>>>>>
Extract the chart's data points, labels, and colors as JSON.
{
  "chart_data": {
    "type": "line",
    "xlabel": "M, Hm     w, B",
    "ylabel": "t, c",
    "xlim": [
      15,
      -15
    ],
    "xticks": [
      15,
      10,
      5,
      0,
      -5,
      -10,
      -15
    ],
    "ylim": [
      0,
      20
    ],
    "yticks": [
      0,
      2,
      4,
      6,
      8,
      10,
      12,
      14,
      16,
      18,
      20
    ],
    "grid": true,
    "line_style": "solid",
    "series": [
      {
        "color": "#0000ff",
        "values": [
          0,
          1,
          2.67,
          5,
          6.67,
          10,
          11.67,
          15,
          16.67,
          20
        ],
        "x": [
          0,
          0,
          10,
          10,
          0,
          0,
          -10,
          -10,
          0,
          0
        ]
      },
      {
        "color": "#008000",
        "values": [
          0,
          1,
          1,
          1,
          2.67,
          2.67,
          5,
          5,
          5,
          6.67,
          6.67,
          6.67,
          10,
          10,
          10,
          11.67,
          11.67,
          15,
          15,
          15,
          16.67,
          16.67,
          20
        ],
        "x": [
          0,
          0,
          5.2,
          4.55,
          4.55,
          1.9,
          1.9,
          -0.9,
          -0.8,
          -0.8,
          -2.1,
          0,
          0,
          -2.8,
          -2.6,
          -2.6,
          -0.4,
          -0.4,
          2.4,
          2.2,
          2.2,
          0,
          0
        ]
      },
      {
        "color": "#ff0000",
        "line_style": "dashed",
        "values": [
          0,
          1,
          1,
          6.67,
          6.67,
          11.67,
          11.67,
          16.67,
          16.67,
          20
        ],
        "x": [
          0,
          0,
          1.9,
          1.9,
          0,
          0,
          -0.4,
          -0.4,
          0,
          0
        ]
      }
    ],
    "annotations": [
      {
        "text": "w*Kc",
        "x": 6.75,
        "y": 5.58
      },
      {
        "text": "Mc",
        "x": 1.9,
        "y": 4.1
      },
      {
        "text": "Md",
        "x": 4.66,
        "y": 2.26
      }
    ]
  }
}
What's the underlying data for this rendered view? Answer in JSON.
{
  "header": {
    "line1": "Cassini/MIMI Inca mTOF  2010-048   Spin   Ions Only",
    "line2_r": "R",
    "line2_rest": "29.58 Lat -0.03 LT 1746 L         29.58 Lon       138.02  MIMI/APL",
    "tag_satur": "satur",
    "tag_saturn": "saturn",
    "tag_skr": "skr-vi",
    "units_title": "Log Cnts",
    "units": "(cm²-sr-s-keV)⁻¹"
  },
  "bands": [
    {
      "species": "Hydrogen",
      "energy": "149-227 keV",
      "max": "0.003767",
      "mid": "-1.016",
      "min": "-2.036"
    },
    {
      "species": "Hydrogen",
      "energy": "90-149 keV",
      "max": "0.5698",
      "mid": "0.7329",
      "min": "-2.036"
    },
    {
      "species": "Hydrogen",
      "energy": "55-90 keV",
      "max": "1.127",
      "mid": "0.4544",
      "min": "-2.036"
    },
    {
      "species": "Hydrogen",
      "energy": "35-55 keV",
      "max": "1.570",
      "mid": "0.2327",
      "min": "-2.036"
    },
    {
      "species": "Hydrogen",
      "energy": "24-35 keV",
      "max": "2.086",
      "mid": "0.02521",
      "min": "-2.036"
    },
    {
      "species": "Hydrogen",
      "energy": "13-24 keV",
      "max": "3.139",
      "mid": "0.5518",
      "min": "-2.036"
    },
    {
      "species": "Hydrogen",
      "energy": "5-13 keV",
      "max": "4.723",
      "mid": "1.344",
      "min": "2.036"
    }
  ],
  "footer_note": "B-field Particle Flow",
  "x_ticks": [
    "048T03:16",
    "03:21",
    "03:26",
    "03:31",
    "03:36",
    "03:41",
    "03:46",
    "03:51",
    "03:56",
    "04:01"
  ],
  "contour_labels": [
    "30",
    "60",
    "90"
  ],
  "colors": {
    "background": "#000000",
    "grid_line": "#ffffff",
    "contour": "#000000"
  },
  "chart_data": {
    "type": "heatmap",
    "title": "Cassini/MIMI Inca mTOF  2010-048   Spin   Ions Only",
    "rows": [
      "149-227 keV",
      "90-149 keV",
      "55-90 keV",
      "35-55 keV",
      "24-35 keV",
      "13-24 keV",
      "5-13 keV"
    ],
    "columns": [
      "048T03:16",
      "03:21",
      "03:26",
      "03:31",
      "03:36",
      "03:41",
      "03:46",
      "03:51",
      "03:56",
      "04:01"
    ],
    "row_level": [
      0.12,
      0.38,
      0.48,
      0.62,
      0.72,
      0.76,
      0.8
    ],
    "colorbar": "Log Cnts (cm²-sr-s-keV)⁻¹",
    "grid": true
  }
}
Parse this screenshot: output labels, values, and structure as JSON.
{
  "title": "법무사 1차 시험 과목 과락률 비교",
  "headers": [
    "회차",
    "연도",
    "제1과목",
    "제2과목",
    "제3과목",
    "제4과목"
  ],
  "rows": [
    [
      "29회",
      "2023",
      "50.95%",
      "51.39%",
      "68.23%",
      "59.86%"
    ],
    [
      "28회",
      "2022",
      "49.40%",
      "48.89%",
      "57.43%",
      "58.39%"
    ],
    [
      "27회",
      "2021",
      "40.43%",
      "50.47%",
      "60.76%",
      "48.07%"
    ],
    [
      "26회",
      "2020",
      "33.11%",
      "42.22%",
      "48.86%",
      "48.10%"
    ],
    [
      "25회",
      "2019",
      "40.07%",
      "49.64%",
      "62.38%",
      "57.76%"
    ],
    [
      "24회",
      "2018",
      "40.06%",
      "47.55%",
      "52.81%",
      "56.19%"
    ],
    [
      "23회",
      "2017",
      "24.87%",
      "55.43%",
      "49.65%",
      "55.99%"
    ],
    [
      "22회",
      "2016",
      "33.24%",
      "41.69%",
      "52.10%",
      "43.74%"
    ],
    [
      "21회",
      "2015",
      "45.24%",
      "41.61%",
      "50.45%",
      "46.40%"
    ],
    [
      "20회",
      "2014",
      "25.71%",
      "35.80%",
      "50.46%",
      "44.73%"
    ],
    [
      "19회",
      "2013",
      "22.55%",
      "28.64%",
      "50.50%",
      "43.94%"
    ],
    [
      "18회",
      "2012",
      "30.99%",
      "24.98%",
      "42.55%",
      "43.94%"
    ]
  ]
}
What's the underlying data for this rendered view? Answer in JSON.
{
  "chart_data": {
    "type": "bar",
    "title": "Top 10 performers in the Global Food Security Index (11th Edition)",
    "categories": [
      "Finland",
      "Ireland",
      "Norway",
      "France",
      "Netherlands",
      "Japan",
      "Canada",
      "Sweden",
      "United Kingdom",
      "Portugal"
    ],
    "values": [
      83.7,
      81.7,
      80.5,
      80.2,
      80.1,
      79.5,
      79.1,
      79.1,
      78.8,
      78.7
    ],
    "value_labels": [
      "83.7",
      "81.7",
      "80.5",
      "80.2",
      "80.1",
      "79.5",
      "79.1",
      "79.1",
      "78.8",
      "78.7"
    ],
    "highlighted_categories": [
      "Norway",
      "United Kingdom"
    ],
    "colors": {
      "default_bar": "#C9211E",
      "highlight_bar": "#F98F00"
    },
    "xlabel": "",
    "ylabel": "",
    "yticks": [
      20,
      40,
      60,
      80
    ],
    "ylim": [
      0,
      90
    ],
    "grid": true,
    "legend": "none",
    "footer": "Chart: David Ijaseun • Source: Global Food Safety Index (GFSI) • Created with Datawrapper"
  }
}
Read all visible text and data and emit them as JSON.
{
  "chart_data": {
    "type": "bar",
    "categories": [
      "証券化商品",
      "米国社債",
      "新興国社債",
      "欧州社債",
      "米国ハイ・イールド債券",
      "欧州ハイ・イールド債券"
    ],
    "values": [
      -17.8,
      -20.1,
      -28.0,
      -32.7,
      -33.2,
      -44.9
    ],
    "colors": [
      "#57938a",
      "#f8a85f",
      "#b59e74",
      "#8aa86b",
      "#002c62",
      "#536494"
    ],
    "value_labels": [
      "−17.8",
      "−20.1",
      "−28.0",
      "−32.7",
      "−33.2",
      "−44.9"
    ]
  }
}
<<<<<
YOUR INSTRUCTIONS: Find the lines above holding the word "energy" and show them.

EXERCISE ANSWER:
      "energy": "149-227 keV",
      "energy": "90-149 keV",
      "energy": "55-90 keV",
      "energy": "35-55 keV",
      "energy": "24-35 keV",
      "energy": "13-24 keV",
      "energy": "5-13 keV",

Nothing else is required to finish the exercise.